══ MATERIAL PROVIDED

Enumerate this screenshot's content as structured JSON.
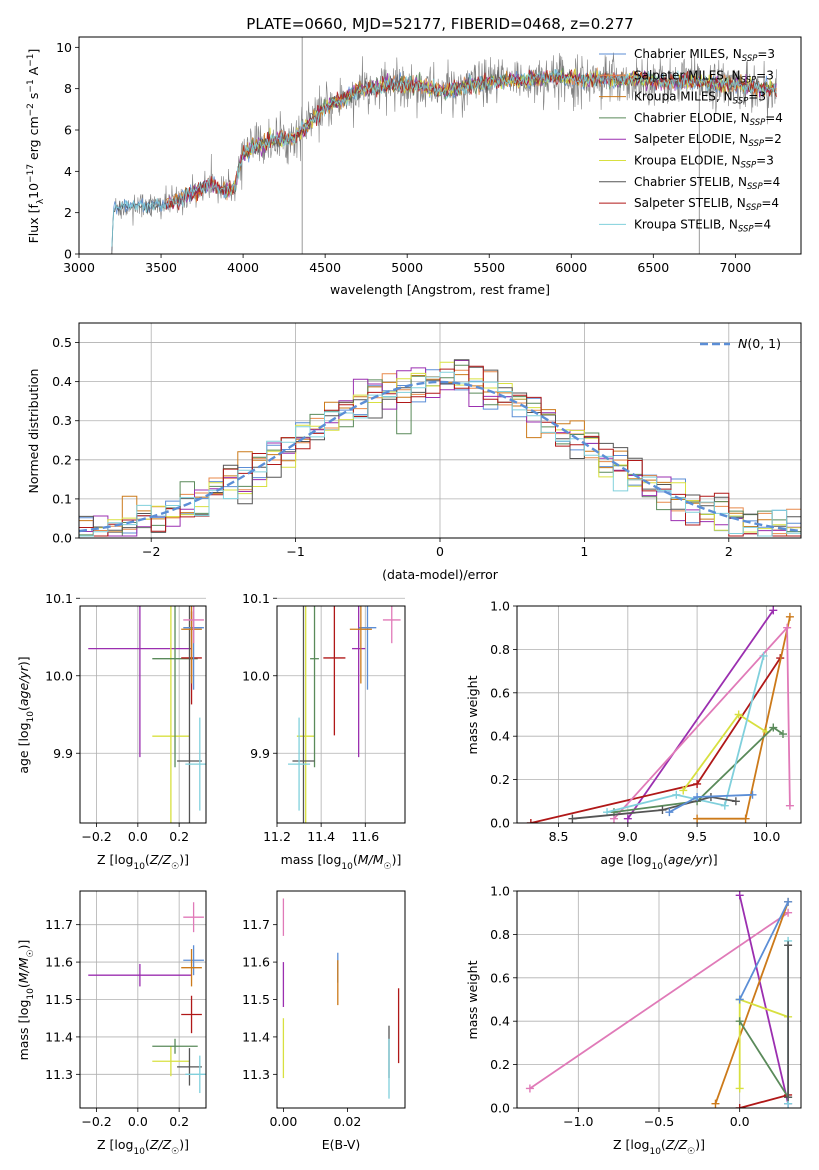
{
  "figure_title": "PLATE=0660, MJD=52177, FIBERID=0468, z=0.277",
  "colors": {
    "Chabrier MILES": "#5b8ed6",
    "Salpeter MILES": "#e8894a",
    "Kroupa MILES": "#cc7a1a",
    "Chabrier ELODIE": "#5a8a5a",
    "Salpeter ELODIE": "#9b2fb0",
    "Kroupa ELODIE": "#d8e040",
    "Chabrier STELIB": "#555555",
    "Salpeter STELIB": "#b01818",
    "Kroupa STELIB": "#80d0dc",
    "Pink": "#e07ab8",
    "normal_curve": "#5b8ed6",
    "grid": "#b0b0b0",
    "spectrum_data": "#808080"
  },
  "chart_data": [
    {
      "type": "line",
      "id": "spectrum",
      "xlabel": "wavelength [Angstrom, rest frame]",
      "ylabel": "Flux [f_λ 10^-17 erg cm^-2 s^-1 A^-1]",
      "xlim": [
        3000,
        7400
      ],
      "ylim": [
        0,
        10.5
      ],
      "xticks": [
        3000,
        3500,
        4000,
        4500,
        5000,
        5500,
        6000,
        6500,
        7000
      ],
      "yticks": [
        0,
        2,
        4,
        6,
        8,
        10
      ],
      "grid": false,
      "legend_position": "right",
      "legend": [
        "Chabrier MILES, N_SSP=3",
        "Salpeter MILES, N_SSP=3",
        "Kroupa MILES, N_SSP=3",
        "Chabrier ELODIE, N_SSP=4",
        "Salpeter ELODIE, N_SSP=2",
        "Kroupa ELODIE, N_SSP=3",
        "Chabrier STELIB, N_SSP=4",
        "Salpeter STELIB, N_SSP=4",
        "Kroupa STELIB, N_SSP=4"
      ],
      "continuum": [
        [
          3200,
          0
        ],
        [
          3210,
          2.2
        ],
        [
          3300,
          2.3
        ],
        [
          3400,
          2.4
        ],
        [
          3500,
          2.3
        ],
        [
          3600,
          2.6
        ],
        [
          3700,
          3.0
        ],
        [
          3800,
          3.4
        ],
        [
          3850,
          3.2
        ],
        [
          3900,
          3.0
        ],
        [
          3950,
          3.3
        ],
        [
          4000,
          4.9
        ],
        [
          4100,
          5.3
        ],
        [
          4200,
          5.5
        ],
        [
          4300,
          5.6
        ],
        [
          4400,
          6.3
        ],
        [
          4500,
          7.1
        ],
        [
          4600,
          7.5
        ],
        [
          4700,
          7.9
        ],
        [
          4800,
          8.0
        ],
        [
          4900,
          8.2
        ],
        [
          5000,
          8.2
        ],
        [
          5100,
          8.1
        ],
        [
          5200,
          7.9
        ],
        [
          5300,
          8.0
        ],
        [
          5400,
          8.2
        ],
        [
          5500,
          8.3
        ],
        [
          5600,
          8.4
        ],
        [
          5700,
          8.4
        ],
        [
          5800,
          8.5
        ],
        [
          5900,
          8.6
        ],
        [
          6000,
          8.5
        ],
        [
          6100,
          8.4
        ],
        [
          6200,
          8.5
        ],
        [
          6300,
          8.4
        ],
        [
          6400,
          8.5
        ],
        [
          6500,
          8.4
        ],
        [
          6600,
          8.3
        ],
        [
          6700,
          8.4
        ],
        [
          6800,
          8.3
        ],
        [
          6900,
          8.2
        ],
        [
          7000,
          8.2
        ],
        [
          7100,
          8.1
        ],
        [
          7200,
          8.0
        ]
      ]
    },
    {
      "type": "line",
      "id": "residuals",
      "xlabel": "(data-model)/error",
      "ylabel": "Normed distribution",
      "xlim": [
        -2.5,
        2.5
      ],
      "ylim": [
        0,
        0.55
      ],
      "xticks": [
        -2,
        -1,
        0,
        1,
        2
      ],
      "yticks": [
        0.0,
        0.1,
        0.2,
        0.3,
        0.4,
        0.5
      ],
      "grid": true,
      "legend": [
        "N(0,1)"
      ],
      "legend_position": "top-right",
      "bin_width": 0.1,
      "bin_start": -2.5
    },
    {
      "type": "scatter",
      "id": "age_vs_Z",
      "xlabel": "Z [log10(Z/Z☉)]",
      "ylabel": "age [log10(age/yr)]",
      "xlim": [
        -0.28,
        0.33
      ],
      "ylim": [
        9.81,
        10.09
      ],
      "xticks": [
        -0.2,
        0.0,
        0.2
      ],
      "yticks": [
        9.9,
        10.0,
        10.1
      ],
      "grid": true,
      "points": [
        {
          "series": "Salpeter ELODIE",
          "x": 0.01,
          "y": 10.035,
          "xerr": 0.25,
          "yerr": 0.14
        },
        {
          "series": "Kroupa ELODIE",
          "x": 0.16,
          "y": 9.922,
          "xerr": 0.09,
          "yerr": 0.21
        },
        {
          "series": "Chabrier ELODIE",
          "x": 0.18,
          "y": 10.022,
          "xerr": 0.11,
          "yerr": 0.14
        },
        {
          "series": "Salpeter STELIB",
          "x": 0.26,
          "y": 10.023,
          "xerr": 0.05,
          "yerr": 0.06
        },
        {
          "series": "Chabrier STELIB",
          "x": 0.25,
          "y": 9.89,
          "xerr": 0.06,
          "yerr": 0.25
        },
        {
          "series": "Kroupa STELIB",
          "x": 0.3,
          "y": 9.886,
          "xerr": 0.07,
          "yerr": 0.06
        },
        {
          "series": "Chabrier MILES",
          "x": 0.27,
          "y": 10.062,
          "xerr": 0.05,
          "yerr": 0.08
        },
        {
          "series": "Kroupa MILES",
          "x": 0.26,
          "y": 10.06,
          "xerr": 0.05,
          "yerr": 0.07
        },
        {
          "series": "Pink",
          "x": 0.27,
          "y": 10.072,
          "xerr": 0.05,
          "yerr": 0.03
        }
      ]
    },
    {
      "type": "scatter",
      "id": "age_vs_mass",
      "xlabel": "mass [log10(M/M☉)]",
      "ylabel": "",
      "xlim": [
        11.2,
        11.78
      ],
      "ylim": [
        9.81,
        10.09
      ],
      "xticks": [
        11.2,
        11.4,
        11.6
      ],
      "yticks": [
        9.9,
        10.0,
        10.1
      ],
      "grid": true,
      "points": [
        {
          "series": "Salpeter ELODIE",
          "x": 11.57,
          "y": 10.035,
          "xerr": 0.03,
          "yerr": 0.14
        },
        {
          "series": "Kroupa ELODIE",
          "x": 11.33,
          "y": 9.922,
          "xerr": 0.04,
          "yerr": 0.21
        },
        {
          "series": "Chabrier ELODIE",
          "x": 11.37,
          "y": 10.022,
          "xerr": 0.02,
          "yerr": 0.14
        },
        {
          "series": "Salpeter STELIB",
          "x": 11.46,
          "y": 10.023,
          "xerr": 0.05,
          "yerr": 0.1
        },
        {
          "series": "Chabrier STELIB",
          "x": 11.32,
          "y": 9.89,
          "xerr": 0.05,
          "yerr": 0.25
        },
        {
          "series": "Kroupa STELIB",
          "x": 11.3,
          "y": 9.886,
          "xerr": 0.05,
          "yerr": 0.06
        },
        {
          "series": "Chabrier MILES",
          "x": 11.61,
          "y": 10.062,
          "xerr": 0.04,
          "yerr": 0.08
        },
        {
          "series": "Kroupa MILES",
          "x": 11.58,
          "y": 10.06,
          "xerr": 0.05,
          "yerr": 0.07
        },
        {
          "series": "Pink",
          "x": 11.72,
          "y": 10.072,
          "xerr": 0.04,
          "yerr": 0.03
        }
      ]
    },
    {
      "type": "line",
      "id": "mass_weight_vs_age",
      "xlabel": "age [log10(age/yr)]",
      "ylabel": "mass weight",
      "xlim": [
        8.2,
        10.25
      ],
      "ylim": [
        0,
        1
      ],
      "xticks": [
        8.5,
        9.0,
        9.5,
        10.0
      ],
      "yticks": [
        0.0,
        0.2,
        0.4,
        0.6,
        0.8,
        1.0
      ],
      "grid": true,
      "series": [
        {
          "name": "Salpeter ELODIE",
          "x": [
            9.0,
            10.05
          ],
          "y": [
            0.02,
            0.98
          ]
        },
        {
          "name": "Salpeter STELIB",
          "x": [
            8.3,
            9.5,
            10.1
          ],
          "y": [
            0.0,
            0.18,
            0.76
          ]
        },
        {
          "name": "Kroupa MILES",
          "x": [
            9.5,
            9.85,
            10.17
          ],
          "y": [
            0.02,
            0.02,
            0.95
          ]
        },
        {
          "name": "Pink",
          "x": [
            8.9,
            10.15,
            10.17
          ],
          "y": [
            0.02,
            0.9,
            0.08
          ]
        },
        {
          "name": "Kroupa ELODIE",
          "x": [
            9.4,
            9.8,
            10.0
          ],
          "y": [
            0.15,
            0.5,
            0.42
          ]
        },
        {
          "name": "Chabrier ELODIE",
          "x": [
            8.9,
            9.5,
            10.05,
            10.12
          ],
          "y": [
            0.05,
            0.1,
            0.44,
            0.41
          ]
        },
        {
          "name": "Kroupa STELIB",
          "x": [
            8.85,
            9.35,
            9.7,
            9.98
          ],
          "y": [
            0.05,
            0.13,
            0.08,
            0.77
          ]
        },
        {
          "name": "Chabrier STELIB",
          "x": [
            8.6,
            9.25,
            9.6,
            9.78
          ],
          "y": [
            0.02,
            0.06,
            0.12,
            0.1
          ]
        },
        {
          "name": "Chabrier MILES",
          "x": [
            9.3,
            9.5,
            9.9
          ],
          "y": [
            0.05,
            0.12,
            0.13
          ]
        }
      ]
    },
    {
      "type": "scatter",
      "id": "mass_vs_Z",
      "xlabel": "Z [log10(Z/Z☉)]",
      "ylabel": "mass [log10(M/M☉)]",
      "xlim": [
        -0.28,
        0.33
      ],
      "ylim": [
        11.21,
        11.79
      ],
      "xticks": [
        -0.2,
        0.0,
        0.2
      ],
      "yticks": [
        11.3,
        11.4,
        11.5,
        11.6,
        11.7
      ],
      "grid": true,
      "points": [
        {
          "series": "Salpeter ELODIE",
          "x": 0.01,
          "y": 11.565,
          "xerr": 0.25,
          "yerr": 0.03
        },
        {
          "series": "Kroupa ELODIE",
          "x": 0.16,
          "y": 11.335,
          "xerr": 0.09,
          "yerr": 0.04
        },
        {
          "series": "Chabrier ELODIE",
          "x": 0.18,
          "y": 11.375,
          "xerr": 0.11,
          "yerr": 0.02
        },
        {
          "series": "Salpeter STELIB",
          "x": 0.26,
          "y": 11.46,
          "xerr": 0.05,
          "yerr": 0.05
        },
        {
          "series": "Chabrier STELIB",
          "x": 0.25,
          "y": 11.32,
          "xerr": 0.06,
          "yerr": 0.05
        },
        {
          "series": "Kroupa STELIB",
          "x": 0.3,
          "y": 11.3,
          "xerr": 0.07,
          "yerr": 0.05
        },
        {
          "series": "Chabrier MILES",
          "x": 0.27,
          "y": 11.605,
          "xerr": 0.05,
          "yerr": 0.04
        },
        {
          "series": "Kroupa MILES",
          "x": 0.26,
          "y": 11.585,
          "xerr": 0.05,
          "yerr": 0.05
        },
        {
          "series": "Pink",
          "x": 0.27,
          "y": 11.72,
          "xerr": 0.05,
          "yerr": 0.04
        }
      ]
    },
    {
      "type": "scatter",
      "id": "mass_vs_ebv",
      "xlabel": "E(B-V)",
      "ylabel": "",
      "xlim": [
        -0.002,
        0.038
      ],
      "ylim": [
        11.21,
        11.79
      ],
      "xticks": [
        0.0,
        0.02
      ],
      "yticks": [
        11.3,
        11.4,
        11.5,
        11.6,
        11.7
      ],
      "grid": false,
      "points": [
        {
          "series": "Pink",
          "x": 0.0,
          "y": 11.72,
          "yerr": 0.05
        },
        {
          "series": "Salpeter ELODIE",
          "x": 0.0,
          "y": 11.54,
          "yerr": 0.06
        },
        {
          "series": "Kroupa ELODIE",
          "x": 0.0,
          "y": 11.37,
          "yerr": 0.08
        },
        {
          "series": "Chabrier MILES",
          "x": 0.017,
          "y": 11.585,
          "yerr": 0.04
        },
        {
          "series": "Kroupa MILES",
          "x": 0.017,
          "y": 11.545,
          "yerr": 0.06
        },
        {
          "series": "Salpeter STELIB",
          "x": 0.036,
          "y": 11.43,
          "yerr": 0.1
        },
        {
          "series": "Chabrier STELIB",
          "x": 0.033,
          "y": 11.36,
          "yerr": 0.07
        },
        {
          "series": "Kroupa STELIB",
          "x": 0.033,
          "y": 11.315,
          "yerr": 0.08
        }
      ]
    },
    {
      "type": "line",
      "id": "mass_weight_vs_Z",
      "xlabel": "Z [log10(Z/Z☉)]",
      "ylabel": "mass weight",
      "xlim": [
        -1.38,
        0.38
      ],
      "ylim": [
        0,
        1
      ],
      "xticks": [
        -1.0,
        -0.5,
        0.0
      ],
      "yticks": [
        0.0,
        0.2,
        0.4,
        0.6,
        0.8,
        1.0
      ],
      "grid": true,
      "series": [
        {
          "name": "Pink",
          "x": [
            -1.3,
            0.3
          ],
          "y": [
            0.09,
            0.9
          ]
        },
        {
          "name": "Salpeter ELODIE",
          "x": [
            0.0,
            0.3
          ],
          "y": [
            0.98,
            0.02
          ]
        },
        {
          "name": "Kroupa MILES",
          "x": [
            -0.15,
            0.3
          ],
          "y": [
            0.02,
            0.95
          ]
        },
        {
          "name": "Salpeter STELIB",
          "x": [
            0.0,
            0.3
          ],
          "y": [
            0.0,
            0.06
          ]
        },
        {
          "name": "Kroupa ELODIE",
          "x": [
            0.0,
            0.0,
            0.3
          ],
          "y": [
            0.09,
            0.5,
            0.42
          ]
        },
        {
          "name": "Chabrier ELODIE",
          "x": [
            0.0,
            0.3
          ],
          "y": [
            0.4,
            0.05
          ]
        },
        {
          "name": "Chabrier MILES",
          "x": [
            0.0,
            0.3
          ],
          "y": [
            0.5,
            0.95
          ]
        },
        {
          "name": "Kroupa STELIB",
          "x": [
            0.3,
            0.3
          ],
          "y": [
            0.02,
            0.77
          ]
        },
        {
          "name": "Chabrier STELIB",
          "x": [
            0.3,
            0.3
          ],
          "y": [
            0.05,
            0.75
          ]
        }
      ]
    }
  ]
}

════

**DO THIS:** From the records above, pull out every line containing the word "ylabel".

**TASK RESULT:**
      "ylabel": "Flux [f_λ 10^-17 erg cm^-2 s^-1 A^-1]",
      "ylabel": "Normed distribution",
      "ylabel": "age [log10(age/yr)]",
      "ylabel": "",
      "ylabel": "mass weight",
      "ylabel": "mass [log10(M/M☉)]",
      "ylabel": "",
      "ylabel": "mass weight",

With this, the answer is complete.